# Direction
In the listing below, locate the lines bearing the word "this". Copy every one of them.

Collected data

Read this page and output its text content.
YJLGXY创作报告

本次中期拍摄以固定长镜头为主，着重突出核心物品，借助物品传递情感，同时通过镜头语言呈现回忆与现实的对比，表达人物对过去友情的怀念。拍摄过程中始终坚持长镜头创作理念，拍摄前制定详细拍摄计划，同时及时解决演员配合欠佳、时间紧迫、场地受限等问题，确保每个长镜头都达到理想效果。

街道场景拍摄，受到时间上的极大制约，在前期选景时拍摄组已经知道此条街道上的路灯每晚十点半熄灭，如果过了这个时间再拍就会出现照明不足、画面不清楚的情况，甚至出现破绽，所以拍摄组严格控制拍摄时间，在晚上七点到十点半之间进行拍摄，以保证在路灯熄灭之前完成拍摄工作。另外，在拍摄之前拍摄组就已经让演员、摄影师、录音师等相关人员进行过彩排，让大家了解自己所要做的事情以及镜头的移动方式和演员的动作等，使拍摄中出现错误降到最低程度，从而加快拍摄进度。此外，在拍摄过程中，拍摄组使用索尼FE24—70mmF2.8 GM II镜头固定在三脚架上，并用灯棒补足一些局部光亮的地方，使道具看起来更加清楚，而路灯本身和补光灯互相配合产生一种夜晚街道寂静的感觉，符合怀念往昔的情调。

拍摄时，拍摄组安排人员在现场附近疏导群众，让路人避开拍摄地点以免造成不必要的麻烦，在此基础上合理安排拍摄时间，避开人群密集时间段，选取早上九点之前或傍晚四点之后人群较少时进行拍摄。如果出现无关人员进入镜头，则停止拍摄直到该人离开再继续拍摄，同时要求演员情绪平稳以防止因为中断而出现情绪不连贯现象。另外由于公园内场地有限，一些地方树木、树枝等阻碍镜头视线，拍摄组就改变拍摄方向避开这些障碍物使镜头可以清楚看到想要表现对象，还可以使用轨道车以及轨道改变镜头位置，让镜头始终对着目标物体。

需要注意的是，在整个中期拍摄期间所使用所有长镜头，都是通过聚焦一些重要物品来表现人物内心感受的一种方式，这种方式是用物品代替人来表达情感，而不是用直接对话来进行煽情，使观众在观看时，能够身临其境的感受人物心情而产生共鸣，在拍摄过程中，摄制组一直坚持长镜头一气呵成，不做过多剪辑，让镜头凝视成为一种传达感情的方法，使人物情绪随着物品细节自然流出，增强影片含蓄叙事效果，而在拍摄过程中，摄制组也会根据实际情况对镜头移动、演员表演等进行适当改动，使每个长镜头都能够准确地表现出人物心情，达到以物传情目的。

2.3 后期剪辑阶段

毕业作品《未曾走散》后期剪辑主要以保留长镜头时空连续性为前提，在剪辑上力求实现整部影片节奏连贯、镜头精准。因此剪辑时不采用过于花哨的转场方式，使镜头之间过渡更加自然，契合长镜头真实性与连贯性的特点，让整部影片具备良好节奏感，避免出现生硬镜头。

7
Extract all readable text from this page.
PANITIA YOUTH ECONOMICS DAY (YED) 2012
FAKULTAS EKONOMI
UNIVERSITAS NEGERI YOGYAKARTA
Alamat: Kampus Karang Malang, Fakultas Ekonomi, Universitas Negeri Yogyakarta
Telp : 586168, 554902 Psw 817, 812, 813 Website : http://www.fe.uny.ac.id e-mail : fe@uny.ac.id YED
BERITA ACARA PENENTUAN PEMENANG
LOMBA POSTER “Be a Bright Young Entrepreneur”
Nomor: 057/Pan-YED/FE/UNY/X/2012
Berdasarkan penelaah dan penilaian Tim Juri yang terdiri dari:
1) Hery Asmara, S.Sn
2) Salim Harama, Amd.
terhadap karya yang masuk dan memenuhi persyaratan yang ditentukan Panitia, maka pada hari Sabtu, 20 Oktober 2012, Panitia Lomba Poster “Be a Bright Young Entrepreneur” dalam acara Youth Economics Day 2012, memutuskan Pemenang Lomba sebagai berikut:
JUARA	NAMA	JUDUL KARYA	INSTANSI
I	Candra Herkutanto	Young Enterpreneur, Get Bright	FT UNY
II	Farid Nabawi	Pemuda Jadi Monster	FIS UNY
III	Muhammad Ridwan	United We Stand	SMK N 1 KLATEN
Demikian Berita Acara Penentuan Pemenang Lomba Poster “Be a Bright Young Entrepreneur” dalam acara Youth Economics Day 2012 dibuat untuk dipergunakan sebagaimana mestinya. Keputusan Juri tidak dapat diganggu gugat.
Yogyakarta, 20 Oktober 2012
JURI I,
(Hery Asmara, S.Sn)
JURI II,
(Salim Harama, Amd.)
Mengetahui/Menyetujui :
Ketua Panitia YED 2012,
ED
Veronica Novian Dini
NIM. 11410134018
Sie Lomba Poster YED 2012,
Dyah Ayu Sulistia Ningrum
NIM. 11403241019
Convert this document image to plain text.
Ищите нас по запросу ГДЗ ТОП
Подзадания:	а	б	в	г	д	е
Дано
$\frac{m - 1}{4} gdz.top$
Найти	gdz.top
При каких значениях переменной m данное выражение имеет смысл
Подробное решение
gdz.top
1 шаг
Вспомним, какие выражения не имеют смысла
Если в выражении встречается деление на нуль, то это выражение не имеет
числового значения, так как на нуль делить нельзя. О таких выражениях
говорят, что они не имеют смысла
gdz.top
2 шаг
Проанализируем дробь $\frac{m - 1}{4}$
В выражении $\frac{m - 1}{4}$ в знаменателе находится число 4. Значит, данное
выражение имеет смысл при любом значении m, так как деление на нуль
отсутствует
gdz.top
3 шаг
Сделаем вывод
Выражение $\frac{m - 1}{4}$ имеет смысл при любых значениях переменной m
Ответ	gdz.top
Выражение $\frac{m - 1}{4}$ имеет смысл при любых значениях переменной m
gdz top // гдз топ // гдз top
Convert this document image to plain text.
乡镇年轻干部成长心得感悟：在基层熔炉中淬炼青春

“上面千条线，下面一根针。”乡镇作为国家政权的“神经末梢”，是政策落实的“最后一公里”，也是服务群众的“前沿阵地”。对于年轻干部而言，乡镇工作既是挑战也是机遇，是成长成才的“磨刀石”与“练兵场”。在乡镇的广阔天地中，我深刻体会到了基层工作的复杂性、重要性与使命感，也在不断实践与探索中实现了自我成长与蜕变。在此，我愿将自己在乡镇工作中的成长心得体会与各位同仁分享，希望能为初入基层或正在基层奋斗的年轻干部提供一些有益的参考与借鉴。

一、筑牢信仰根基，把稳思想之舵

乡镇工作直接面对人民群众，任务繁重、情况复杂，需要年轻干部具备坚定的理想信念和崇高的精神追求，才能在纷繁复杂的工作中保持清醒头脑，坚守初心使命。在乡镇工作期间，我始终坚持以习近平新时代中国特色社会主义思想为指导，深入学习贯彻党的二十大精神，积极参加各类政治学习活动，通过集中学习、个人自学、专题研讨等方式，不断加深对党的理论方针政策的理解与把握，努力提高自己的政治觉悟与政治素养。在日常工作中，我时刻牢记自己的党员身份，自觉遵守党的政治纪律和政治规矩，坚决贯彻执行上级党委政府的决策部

# Exercise solution
Read this page and output its text content.
Extract all readable text from this page.
Convert this document image to plain text.
Convert this document image to plain text.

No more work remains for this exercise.